*Exercise prompt*. Give the listing again character for character, but drop the images.

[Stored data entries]
============================================================

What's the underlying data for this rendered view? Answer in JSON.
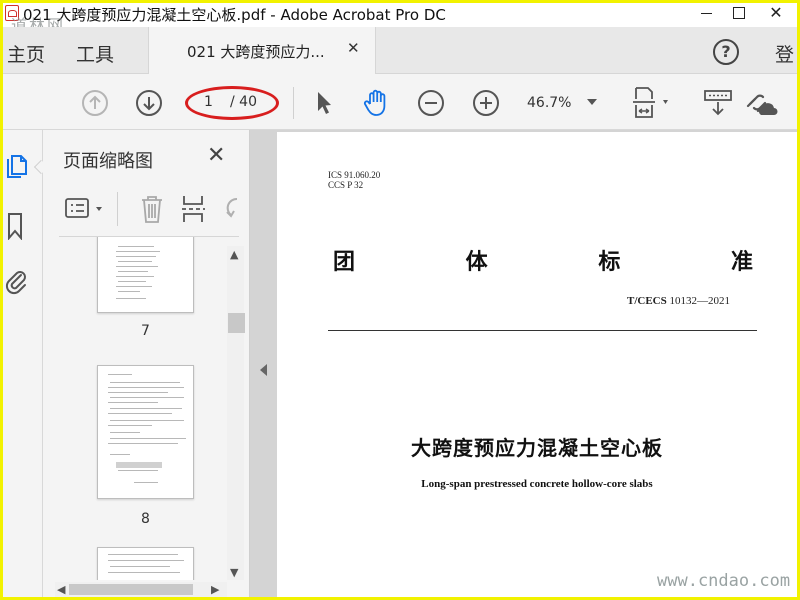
{
  "window": {
    "title": "021 大跨度预应力混凝土空心板.pdf - Adobe Acrobat Pro DC",
    "close_glyph": "✕"
  },
  "watermarks": {
    "top_left": "道林网",
    "bottom_right": "www.cndao.com"
  },
  "tabbar": {
    "home": "主页",
    "tools": "工具",
    "doc_tab_label": "021 大跨度预应力...",
    "doc_tab_close": "✕",
    "help": "?",
    "signin": "登"
  },
  "toolbar": {
    "current_page": "1",
    "total_pages": "/ 40",
    "zoom": "46.7%",
    "highlight_color": "#d81e1e",
    "icons": [
      "up-circle-icon",
      "down-circle-icon",
      "arrow-pointer-icon",
      "hand-icon",
      "zoom-out-icon",
      "zoom-in-icon",
      "fit-page-icon",
      "scroll-mode-icon",
      "share-link-icon"
    ]
  },
  "panel": {
    "title": "页面缩略图",
    "close": "✕",
    "thumbnails": [
      {
        "page": "7"
      },
      {
        "page": "8"
      }
    ]
  },
  "document": {
    "ics_line1": "ICS  91.060.20",
    "ics_line2": "CCS  P  32",
    "standard_type": [
      "团",
      "体",
      "标",
      "准"
    ],
    "standard_no_prefix": "T/CECS",
    "standard_no": " 10132—2021",
    "title_cn": "大跨度预应力混凝土空心板",
    "title_en": "Long-span prestressed concrete hollow-core slabs"
  },
  "colors": {
    "border": "#f2f200",
    "accent_blue": "#1473e6"
  }
}
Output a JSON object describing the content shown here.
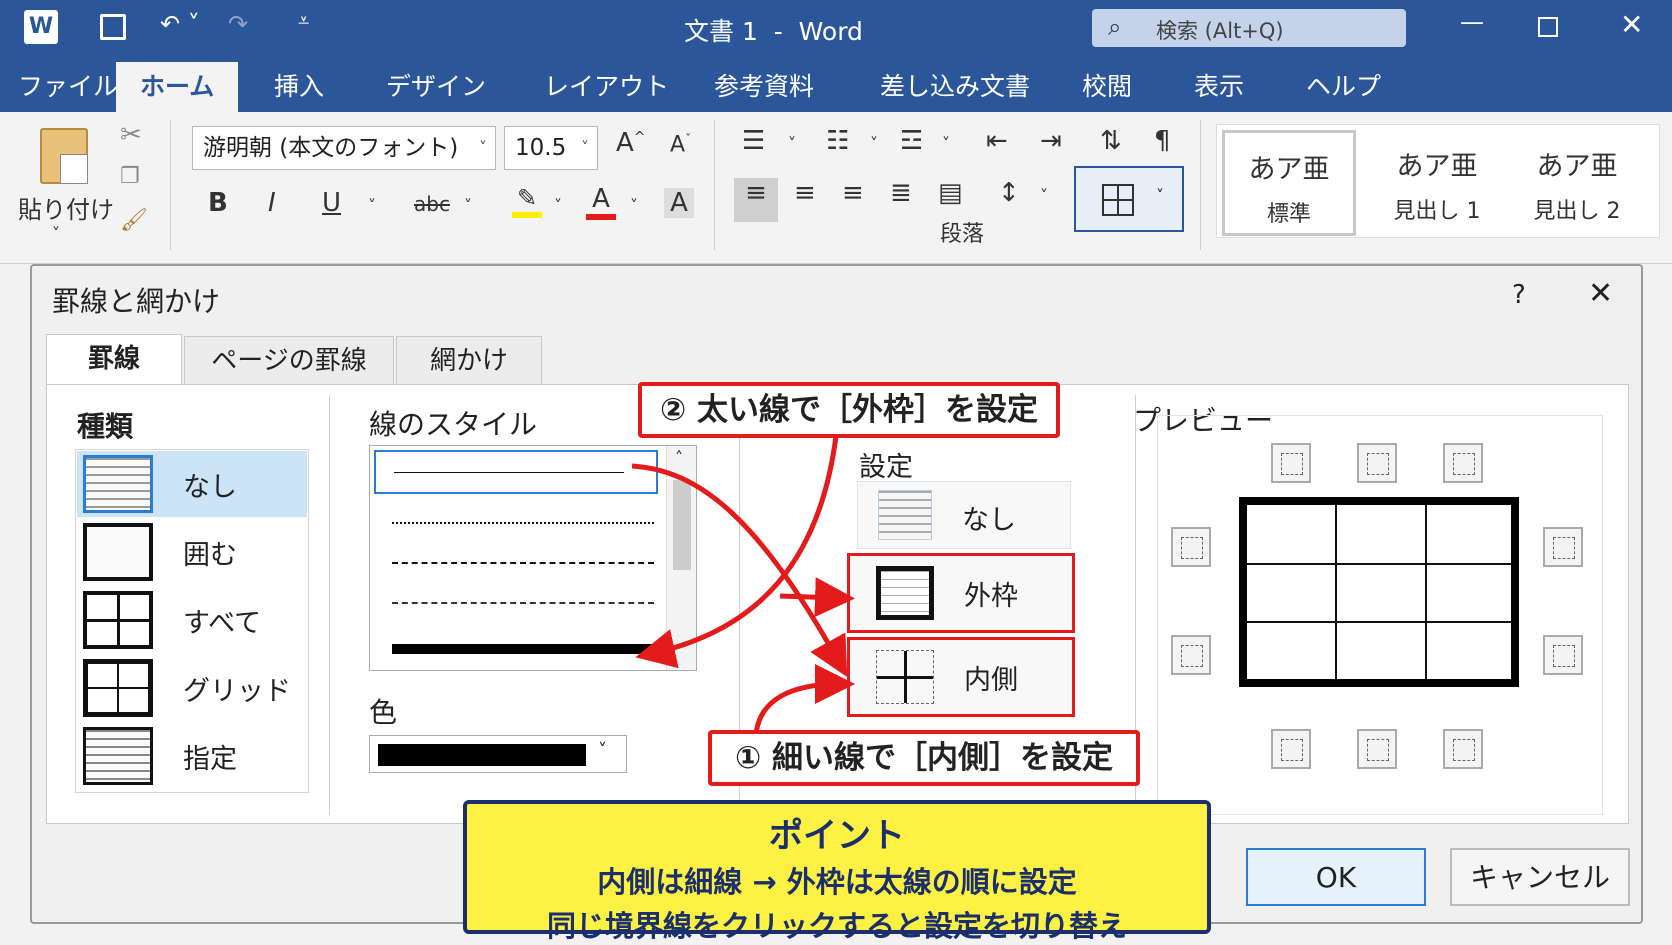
{
  "titlebar": {
    "doc_title": "文書 1  -  Word",
    "search_placeholder": "検索 (Alt+Q)"
  },
  "ribbon_tabs": [
    "ファイル",
    "ホーム",
    "挿入",
    "デザイン",
    "レイアウト",
    "参考資料",
    "差し込み文書",
    "校閲",
    "表示",
    "ヘルプ"
  ],
  "ribbon": {
    "paste_label": "貼り付け",
    "font_name": "游明朝 (本文のフォント)",
    "font_size": "10.5",
    "paragraph_group": "段落",
    "styles": [
      {
        "sample": "あア亜",
        "name": "標準"
      },
      {
        "sample": "あア亜",
        "name": "見出し 1"
      },
      {
        "sample": "あア亜",
        "name": "見出し 2"
      }
    ]
  },
  "dialog": {
    "title": "罫線と網かけ",
    "help": "?",
    "tabs": [
      "罫線",
      "ページの罫線",
      "網かけ"
    ],
    "kind_label": "種類",
    "kinds": [
      "なし",
      "囲む",
      "すべて",
      "グリッド",
      "指定"
    ],
    "line_style_label": "線のスタイル",
    "color_label": "色",
    "settings_label": "設定",
    "settings": [
      "なし",
      "外枠",
      "内側"
    ],
    "preview_label": "プレビュー",
    "ok": "OK",
    "cancel": "キャンセル"
  },
  "annotations": {
    "step2": "② 太い線で［外枠］を設定",
    "step1": "① 細い線で［内側］を設定",
    "point_title": "ポイント",
    "point_line1": "内側は細線 → 外枠は太線の順に設定",
    "point_line2": "同じ境界線をクリックすると設定を切り替え"
  },
  "colors": {
    "word_blue": "#2b579a",
    "callout_red": "#e31b1b",
    "point_yellow": "#fdf144",
    "point_border": "#1a2f6b"
  }
}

============================================================

*Answer*.
What's the underlying data for this rendered view? Answer in JSON.
{
  "window": {
    "title": "021 大跨度预应力混凝土空心板.pdf - Adobe Acrobat Pro DC",
    "close_glyph": "✕"
  },
  "watermarks": {
    "top_left": "道林网",
    "bottom_right": "www.cndao.com"
  },
  "tabbar": {
    "home": "主页",
    "tools": "工具",
    "doc_tab_label": "021 大跨度预应力...",
    "doc_tab_close": "✕",
    "help": "?",
    "signin": "登"
  },
  "toolbar": {
    "current_page": "1",
    "total_pages": "/ 40",
    "zoom": "46.7%",
    "highlight_color": "#d81e1e",
    "icons": [
      "up-circle-icon",
      "down-circle-icon",
      "arrow-pointer-icon",
      "hand-icon",
      "zoom-out-icon",
      "zoom-in-icon",
      "fit-page-icon",
      "scroll-mode-icon",
      "share-link-icon"
    ]
  },
  "panel": {
    "title": "页面缩略图",
    "close": "✕",
    "thumbnails": [
      {
        "page": "7"
      },
      {
        "page": "8"
      }
    ]
  },
  "document": {
    "ics_line1": "ICS  91.060.20",
    "ics_line2": "CCS  P  32",
    "standard_type": [
      "团",
      "体",
      "标",
      "准"
    ],
    "standard_no_prefix": "T/CECS",
    "standard_no": " 10132—2021",
    "title_cn": "大跨度预应力混凝土空心板",
    "title_en": "Long-span prestressed concrete hollow-core slabs"
  },
  "colors": {
    "border": "#f2f200",
    "accent_blue": "#1473e6"
  }
}
Output a JSON object describing the content shown here.
{
  "titlebar": {
    "doc_title": "文書 1  -  Word",
    "search_placeholder": "検索 (Alt+Q)"
  },
  "ribbon_tabs": [
    "ファイル",
    "ホーム",
    "挿入",
    "デザイン",
    "レイアウト",
    "参考資料",
    "差し込み文書",
    "校閲",
    "表示",
    "ヘルプ"
  ],
  "ribbon": {
    "paste_label": "貼り付け",
    "font_name": "游明朝 (本文のフォント)",
    "font_size": "10.5",
    "paragraph_group": "段落",
    "styles": [
      {
        "sample": "あア亜",
        "name": "標準"
      },
      {
        "sample": "あア亜",
        "name": "見出し 1"
      },
      {
        "sample": "あア亜",
        "name": "見出し 2"
      }
    ]
  },
  "dialog": {
    "title": "罫線と網かけ",
    "help": "?",
    "tabs": [
      "罫線",
      "ページの罫線",
      "網かけ"
    ],
    "kind_label": "種類",
    "kinds": [
      "なし",
      "囲む",
      "すべて",
      "グリッド",
      "指定"
    ],
    "line_style_label": "線のスタイル",
    "color_label": "色",
    "settings_label": "設定",
    "settings": [
      "なし",
      "外枠",
      "内側"
    ],
    "preview_label": "プレビュー",
    "ok": "OK",
    "cancel": "キャンセル"
  },
  "annotations": {
    "step2": "② 太い線で［外枠］を設定",
    "step1": "① 細い線で［内側］を設定",
    "point_title": "ポイント",
    "point_line1": "内側は細線 → 外枠は太線の順に設定",
    "point_line2": "同じ境界線をクリックすると設定を切り替え"
  },
  "colors": {
    "word_blue": "#2b579a",
    "callout_red": "#e31b1b",
    "point_yellow": "#fdf144",
    "point_border": "#1a2f6b"
  }
}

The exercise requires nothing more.